Data provided =
----------------------------------------

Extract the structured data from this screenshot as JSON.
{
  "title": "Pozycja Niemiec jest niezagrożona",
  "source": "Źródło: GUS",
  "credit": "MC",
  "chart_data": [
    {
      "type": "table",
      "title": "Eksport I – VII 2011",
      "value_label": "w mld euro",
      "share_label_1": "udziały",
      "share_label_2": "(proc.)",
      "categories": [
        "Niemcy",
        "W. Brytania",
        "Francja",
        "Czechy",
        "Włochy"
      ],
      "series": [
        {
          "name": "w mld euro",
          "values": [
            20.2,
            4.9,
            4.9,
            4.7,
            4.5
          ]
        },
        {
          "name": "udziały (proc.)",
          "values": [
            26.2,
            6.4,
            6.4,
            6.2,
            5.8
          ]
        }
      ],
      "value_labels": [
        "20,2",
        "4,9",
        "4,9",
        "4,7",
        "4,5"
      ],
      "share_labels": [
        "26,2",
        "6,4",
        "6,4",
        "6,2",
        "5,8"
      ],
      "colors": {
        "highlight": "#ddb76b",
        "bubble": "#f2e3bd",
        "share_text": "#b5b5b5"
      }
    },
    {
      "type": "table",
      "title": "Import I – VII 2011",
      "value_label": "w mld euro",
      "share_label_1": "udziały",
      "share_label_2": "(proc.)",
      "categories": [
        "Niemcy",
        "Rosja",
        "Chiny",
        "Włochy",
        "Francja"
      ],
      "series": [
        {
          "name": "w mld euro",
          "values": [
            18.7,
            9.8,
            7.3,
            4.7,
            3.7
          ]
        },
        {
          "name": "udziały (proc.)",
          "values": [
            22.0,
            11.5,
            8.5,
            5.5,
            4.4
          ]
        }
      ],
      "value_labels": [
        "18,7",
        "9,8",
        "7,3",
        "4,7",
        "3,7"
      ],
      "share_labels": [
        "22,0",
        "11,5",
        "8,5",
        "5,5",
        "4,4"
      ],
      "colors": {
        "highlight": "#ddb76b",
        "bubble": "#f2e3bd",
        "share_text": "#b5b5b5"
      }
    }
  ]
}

----------------------------------------

Goal = Print again each line of the listing above, exactly as it appears.

Written reply =
Extract the structured data from this screenshot as JSON.
{
  "title": "Pozycja Niemiec jest niezagrożona",
  "source": "Źródło: GUS",
  "credit": "MC",
  "chart_data": [
    {
      "type": "table",
      "title": "Eksport I – VII 2011",
      "value_label": "w mld euro",
      "share_label_1": "udziały",
      "share_label_2": "(proc.)",
      "categories": [
        "Niemcy",
        "W. Brytania",
        "Francja",
        "Czechy",
        "Włochy"
      ],
      "series": [
        {
          "name": "w mld euro",
          "values": [
            20.2,
            4.9,
            4.9,
            4.7,
            4.5
          ]
        },
        {
          "name": "udziały (proc.)",
          "values": [
            26.2,
            6.4,
            6.4,
            6.2,
            5.8
          ]
        }
      ],
      "value_labels": [
        "20,2",
        "4,9",
        "4,9",
        "4,7",
        "4,5"
      ],
      "share_labels": [
        "26,2",
        "6,4",
        "6,4",
        "6,2",
        "5,8"
      ],
      "colors": {
        "highlight": "#ddb76b",
        "bubble": "#f2e3bd",
        "share_text": "#b5b5b5"
      }
    },
    {
      "type": "table",
      "title": "Import I – VII 2011",
      "value_label": "w mld euro",
      "share_label_1": "udziały",
      "share_label_2": "(proc.)",
      "categories": [
        "Niemcy",
        "Rosja",
        "Chiny",
        "Włochy",
        "Francja"
      ],
      "series": [
        {
          "name": "w mld euro",
          "values": [
            18.7,
            9.8,
            7.3,
            4.7,
            3.7
          ]
        },
        {
          "name": "udziały (proc.)",
          "values": [
            22.0,
            11.5,
            8.5,
            5.5,
            4.4
          ]
        }
      ],
      "value_labels": [
        "18,7",
        "9,8",
        "7,3",
        "4,7",
        "3,7"
      ],
      "share_labels": [
        "22,0",
        "11,5",
        "8,5",
        "5,5",
        "4,4"
      ],
      "colors": {
        "highlight": "#ddb76b",
        "bubble": "#f2e3bd",
        "share_text": "#b5b5b5"
      }
    }
  ]
}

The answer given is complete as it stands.